Data excerpts
#####

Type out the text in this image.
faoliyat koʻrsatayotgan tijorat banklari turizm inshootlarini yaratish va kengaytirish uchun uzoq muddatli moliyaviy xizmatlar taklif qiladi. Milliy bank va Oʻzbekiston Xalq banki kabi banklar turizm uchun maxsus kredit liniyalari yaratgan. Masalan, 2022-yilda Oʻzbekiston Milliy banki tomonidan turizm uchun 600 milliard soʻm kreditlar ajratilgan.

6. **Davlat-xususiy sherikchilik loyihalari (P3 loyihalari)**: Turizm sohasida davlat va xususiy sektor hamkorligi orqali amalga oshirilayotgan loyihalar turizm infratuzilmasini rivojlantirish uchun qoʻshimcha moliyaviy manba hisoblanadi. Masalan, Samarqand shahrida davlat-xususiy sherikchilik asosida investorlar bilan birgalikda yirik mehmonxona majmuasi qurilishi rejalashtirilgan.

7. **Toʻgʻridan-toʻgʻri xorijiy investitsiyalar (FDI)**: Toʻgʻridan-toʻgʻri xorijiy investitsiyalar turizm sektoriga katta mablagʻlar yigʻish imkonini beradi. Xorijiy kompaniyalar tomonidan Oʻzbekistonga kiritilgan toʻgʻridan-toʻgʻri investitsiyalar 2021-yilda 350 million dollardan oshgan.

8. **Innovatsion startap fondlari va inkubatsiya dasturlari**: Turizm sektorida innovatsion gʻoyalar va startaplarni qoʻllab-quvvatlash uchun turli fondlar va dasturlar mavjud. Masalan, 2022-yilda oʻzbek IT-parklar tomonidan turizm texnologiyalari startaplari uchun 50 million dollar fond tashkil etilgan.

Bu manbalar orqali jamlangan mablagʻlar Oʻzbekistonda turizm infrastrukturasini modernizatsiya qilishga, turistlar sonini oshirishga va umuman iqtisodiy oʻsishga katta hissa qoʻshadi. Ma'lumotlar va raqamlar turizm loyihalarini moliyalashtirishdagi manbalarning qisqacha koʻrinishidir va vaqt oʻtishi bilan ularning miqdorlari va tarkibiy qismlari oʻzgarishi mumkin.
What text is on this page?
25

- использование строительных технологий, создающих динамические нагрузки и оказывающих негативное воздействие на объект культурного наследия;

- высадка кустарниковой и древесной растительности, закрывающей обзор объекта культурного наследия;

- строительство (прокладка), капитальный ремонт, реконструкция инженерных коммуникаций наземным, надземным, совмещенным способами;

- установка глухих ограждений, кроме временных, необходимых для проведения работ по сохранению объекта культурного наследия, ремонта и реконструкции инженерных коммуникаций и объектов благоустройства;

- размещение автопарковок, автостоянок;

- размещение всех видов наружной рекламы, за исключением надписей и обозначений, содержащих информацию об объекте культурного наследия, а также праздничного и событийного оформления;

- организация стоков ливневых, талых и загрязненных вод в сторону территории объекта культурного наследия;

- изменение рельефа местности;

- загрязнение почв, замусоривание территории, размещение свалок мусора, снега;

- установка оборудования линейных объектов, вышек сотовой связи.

#####

• Given request: All of the entries must be quoted exactly; please include each one.

• Result of the task:
Type out the text in this image.
faoliyat koʻrsatayotgan tijorat banklari turizm inshootlarini yaratish va kengaytirish uchun uzoq muddatli moliyaviy xizmatlar taklif qiladi. Milliy bank va Oʻzbekiston Xalq banki kabi banklar turizm uchun maxsus kredit liniyalari yaratgan. Masalan, 2022-yilda Oʻzbekiston Milliy banki tomonidan turizm uchun 600 milliard soʻm kreditlar ajratilgan.

6. **Davlat-xususiy sherikchilik loyihalari (P3 loyihalari)**: Turizm sohasida davlat va xususiy sektor hamkorligi orqali amalga oshirilayotgan loyihalar turizm infratuzilmasini rivojlantirish uchun qoʻshimcha moliyaviy manba hisoblanadi. Masalan, Samarqand shahrida davlat-xususiy sherikchilik asosida investorlar bilan birgalikda yirik mehmonxona majmuasi qurilishi rejalashtirilgan.

7. **Toʻgʻridan-toʻgʻri xorijiy investitsiyalar (FDI)**: Toʻgʻridan-toʻgʻri xorijiy investitsiyalar turizm sektoriga katta mablagʻlar yigʻish imkonini beradi. Xorijiy kompaniyalar tomonidan Oʻzbekistonga kiritilgan toʻgʻridan-toʻgʻri investitsiyalar 2021-yilda 350 million dollardan oshgan.

8. **Innovatsion startap fondlari va inkubatsiya dasturlari**: Turizm sektorida innovatsion gʻoyalar va startaplarni qoʻllab-quvvatlash uchun turli fondlar va dasturlar mavjud. Masalan, 2022-yilda oʻzbek IT-parklar tomonidan turizm texnologiyalari startaplari uchun 50 million dollar fond tashkil etilgan.

Bu manbalar orqali jamlangan mablagʻlar Oʻzbekistonda turizm infrastrukturasini modernizatsiya qilishga, turistlar sonini oshirishga va umuman iqtisodiy oʻsishga katta hissa qoʻshadi. Ma'lumotlar va raqamlar turizm loyihalarini moliyalashtirishdagi manbalarning qisqacha koʻrinishidir va vaqt oʻtishi bilan ularning miqdorlari va tarkibiy qismlari oʻzgarishi mumkin.
What text is on this page?
25

- использование строительных технологий, создающих динамические нагрузки и оказывающих негативное воздействие на объект культурного наследия;

- высадка кустарниковой и древесной растительности, закрывающей обзор объекта культурного наследия;

- строительство (прокладка), капитальный ремонт, реконструкция инженерных коммуникаций наземным, надземным, совмещенным способами;

- установка глухих ограждений, кроме временных, необходимых для проведения работ по сохранению объекта культурного наследия, ремонта и реконструкции инженерных коммуникаций и объектов благоустройства;

- размещение автопарковок, автостоянок;

- размещение всех видов наружной рекламы, за исключением надписей и обозначений, содержащих информацию об объекте культурного наследия, а также праздничного и событийного оформления;

- организация стоков ливневых, талых и загрязненных вод в сторону территории объекта культурного наследия;

- изменение рельефа местности;

- загрязнение почв, замусоривание территории, размещение свалок мусора, снега;

- установка оборудования линейных объектов, вышек сотовой связи.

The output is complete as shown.